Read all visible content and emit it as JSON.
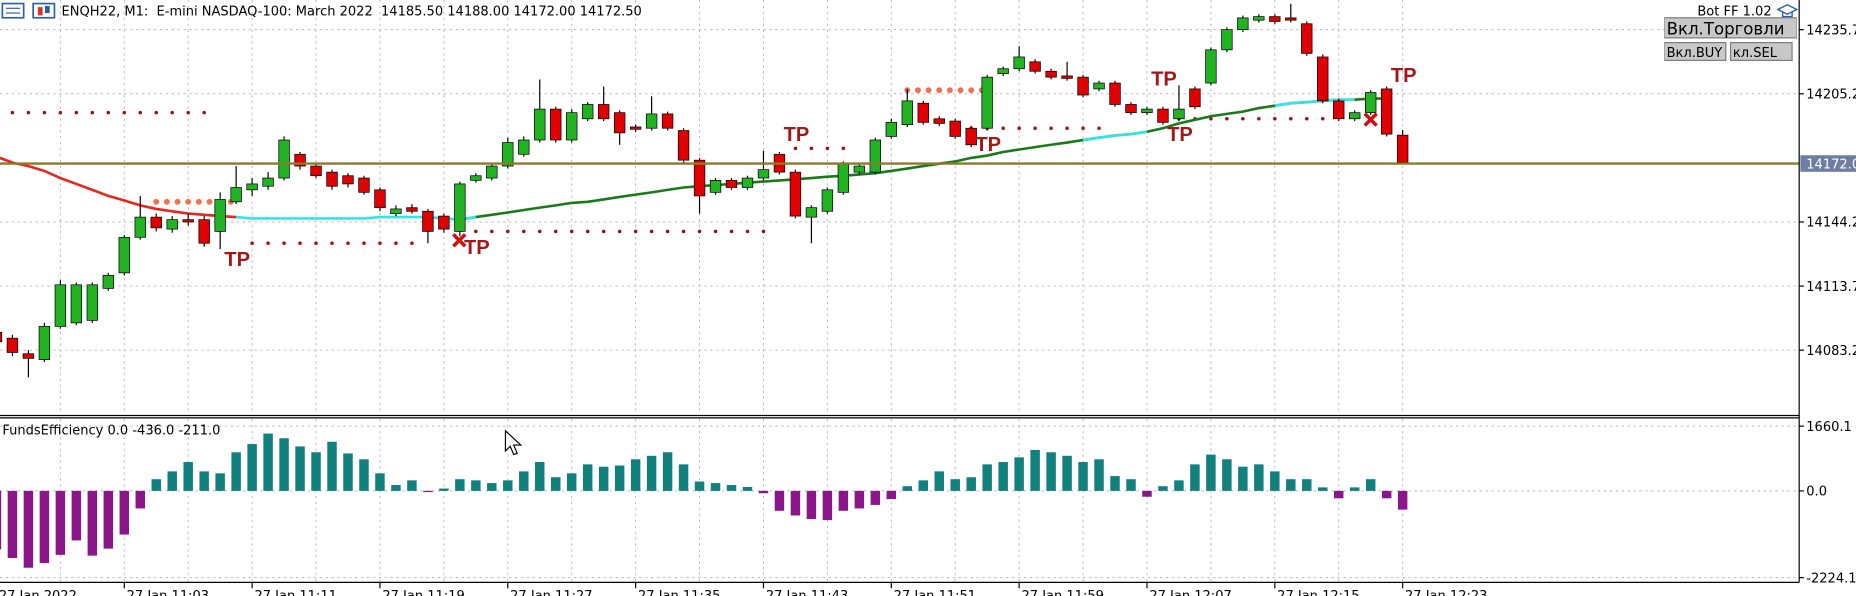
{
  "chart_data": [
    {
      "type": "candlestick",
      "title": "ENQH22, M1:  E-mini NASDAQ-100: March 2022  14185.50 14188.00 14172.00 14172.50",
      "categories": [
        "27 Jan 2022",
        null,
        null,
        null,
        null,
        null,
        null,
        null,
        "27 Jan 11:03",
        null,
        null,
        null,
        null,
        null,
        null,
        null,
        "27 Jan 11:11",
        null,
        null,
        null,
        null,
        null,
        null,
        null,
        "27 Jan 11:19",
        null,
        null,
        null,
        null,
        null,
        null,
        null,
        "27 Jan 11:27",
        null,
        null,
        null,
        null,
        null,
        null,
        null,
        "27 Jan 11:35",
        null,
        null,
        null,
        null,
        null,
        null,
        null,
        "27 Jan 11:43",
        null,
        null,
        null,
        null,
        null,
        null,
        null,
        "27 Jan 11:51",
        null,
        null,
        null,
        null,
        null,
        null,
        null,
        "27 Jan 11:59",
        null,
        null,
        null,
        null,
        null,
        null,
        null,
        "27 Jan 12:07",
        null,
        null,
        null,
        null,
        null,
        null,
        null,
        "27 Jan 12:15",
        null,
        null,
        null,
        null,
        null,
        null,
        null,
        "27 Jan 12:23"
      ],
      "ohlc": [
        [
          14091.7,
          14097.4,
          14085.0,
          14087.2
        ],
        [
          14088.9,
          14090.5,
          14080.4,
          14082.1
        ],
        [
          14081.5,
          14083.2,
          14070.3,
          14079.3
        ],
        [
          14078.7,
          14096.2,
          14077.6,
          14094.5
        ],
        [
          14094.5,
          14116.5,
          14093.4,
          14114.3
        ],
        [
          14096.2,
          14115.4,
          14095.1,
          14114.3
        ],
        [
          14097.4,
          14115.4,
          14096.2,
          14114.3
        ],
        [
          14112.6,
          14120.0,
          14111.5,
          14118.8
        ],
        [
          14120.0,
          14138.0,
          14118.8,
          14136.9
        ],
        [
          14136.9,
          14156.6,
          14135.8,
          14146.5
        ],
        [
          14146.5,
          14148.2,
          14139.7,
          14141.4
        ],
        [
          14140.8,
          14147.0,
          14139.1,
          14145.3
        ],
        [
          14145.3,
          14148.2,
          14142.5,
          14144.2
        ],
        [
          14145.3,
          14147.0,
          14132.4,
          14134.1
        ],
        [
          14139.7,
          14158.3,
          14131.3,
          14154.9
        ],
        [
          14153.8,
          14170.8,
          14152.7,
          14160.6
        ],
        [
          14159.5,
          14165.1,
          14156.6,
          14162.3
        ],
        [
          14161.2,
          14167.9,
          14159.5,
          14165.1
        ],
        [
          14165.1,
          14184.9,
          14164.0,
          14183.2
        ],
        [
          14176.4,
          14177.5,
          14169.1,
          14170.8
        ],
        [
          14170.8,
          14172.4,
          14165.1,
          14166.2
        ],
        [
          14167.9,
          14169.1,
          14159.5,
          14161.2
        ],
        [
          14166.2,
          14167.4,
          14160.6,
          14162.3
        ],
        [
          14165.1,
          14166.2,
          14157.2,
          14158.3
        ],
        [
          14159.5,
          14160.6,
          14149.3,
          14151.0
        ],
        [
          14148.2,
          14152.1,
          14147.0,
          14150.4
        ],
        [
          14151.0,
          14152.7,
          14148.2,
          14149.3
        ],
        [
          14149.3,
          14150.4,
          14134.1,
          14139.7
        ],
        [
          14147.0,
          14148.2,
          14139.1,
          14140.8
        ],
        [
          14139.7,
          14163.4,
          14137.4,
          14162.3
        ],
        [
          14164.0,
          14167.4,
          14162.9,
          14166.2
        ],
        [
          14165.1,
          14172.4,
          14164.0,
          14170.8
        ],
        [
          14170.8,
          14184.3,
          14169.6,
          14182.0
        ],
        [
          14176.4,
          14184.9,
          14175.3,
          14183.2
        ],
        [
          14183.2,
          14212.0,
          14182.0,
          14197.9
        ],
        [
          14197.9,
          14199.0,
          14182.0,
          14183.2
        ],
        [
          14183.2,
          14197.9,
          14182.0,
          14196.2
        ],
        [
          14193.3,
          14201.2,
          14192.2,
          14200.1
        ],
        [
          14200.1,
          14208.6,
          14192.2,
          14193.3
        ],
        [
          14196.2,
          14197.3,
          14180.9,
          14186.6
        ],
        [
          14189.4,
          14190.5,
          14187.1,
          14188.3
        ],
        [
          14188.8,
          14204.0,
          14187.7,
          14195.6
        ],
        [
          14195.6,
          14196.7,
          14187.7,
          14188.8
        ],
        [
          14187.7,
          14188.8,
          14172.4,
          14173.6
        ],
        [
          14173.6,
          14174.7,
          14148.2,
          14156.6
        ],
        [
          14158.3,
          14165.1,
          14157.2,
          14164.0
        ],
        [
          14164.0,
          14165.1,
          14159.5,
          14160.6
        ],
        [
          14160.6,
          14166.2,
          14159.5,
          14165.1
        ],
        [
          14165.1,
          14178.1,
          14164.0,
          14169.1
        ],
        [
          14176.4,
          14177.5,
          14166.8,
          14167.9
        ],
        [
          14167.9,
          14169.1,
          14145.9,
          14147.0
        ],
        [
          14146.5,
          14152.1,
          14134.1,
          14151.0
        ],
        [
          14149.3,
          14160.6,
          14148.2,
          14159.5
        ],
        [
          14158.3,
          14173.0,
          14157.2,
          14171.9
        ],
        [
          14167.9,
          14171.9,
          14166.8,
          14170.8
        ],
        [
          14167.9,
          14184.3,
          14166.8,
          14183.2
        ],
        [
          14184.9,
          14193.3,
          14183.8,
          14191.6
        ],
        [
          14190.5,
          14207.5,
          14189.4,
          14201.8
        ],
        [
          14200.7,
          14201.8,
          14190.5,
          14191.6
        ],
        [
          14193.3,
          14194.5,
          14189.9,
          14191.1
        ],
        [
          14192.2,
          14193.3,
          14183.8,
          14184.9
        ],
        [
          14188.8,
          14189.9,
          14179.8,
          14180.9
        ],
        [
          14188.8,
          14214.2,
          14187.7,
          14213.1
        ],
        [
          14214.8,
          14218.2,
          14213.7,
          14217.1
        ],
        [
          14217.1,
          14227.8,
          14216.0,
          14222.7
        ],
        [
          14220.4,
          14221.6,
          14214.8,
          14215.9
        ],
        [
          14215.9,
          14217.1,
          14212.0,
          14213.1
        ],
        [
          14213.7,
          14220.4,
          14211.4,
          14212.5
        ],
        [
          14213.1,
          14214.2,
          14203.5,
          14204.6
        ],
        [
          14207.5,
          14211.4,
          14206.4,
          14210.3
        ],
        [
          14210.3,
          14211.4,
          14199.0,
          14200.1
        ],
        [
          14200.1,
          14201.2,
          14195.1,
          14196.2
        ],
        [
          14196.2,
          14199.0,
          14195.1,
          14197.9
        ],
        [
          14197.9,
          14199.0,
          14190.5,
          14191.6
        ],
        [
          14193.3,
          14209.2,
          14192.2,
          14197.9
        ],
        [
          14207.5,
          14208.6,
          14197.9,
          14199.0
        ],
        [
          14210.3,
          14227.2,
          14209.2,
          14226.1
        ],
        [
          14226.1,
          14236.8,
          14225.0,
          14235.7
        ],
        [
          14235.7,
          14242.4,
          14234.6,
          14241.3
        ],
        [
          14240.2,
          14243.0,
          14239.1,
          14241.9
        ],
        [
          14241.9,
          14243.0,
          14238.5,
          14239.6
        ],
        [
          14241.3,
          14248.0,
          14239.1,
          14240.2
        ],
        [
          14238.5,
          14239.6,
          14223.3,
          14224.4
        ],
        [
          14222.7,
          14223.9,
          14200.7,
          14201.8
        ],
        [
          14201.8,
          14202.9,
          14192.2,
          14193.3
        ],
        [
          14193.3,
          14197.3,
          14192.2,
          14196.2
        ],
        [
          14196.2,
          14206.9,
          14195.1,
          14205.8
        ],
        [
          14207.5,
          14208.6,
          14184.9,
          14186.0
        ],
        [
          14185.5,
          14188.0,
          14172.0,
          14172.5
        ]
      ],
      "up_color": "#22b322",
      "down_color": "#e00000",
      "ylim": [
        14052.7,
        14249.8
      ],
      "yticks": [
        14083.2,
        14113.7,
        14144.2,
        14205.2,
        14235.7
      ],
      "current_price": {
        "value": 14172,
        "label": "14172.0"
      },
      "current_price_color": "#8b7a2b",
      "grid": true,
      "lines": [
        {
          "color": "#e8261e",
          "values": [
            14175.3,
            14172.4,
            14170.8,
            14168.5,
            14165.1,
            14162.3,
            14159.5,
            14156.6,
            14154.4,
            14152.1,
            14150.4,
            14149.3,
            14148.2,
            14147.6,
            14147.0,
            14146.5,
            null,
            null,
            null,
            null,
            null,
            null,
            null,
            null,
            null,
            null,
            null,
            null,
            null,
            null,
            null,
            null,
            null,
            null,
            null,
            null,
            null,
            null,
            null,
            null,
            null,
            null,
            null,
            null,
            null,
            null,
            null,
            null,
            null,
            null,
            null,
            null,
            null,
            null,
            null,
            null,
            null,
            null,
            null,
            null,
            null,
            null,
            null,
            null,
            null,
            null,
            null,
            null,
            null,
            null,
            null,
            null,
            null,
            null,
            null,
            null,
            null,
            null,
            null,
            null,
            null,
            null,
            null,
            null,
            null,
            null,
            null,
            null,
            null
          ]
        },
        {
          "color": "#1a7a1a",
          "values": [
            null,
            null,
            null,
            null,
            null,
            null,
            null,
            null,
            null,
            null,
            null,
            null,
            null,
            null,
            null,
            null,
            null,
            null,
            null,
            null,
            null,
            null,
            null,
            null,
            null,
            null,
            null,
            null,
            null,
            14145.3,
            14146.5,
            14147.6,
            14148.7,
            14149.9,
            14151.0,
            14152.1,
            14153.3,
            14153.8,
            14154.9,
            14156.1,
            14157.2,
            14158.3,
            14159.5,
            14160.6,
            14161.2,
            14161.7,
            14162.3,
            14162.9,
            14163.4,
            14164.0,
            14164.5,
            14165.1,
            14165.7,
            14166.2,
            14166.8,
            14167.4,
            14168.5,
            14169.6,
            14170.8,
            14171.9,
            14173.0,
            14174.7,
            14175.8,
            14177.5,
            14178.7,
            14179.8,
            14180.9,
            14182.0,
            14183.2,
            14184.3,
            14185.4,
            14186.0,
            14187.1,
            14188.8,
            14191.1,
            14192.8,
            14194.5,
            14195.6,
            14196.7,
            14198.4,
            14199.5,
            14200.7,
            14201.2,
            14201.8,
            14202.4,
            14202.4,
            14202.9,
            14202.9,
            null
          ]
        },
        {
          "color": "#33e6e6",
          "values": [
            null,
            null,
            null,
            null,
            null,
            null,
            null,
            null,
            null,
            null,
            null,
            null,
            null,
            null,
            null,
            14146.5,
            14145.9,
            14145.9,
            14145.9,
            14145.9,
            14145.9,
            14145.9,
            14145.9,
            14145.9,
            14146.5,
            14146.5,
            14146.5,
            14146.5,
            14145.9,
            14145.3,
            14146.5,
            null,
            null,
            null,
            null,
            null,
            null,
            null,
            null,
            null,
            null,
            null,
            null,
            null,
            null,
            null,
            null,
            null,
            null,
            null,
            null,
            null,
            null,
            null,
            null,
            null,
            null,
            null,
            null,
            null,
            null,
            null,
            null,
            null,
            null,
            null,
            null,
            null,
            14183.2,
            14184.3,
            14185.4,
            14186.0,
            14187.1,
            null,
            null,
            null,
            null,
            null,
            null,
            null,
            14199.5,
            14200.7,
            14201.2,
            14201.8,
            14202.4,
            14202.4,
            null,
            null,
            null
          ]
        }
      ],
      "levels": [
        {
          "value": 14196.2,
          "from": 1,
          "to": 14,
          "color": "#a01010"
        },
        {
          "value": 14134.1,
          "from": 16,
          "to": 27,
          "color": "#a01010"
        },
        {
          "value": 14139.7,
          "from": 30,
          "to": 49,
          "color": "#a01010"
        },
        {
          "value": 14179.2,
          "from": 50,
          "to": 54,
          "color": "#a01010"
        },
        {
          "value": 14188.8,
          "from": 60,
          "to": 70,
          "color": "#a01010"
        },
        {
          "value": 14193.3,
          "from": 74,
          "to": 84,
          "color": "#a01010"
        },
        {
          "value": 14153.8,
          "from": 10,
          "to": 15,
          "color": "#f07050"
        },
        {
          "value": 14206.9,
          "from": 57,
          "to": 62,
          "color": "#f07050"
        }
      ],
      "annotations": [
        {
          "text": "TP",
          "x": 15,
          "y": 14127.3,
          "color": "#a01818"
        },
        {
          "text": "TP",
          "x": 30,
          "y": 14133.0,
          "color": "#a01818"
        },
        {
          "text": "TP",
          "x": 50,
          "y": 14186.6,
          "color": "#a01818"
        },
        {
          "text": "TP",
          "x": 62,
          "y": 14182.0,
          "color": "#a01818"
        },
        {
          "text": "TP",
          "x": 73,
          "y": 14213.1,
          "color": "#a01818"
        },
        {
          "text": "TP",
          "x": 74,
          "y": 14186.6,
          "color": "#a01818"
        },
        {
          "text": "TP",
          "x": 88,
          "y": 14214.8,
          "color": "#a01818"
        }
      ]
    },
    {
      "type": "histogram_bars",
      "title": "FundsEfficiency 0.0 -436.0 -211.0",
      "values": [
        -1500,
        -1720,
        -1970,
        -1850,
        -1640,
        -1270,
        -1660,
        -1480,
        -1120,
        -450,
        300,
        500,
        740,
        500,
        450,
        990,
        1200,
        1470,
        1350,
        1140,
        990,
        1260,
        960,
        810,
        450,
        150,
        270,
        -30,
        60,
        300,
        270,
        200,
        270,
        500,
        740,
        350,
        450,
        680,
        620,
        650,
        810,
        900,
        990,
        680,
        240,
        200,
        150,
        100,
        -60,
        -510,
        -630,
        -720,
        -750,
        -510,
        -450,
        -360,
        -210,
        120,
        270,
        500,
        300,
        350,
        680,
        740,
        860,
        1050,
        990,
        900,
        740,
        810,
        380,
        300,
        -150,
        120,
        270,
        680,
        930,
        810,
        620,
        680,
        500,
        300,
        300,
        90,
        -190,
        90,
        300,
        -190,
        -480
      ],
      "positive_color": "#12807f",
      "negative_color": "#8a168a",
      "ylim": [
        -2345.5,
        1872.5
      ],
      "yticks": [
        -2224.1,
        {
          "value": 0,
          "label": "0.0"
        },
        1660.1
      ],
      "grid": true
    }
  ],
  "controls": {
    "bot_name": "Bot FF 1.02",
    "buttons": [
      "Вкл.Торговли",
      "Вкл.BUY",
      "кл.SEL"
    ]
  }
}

### REQUIRED WORK
Copy every line of the data that holds the string "from".

### EXERCISE RESULT
          "from": 1,
          "from": 16,
          "from": 30,
          "from": 50,
          "from": 60,
          "from": 74,
          "from": 10,
          "from": 57,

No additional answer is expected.